Dataset rows:
......

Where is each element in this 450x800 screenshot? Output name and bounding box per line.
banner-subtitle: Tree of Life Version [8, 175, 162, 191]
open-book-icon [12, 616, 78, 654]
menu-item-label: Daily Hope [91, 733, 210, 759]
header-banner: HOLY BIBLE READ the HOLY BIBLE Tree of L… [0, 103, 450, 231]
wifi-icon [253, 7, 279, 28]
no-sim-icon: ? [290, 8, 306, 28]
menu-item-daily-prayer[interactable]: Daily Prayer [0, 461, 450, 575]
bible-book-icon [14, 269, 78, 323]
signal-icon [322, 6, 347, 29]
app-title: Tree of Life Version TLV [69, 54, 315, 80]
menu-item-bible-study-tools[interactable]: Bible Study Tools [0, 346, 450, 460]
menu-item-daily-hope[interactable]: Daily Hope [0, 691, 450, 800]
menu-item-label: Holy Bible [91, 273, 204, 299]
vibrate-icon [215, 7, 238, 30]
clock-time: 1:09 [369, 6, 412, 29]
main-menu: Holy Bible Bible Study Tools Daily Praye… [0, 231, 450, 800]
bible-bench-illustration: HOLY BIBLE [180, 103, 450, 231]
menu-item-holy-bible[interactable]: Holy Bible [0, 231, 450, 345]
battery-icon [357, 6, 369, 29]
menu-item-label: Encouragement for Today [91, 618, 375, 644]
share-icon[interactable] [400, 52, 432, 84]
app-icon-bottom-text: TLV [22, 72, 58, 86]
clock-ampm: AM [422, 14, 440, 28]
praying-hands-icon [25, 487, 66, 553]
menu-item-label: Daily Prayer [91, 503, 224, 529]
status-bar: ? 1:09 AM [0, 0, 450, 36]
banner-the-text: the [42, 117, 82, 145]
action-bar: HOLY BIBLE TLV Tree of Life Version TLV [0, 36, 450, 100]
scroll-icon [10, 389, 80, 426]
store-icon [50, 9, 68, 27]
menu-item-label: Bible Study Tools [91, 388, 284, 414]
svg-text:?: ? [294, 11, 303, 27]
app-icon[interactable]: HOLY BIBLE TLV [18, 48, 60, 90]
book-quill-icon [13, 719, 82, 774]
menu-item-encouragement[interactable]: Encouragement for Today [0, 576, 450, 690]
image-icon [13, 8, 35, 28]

......

*What the exercise asks*:
Reproduce the stretch of the listing from its first line through the line that contains "share-icon[interactable] [400, 52, 432, 84]", keeping every character unchanged.

*Finished answer*:
Where is each element in this 450x800 screenshot? Output name and bounding box per line.
banner-subtitle: Tree of Life Version [8, 175, 162, 191]
open-book-icon [12, 616, 78, 654]
menu-item-label: Daily Hope [91, 733, 210, 759]
header-banner: HOLY BIBLE READ the HOLY BIBLE Tree of L… [0, 103, 450, 231]
wifi-icon [253, 7, 279, 28]
no-sim-icon: ? [290, 8, 306, 28]
menu-item-daily-prayer[interactable]: Daily Prayer [0, 461, 450, 575]
bible-book-icon [14, 269, 78, 323]
signal-icon [322, 6, 347, 29]
app-title: Tree of Life Version TLV [69, 54, 315, 80]
menu-item-bible-study-tools[interactable]: Bible Study Tools [0, 346, 450, 460]
menu-item-daily-hope[interactable]: Daily Hope [0, 691, 450, 800]
menu-item-label: Holy Bible [91, 273, 204, 299]
vibrate-icon [215, 7, 238, 30]
clock-time: 1:09 [369, 6, 412, 29]
main-menu: Holy Bible Bible Study Tools Daily Praye… [0, 231, 450, 800]
bible-bench-illustration: HOLY BIBLE [180, 103, 450, 231]
menu-item-holy-bible[interactable]: Holy Bible [0, 231, 450, 345]
battery-icon [357, 6, 369, 29]
menu-item-label: Encouragement for Today [91, 618, 375, 644]
share-icon[interactable] [400, 52, 432, 84]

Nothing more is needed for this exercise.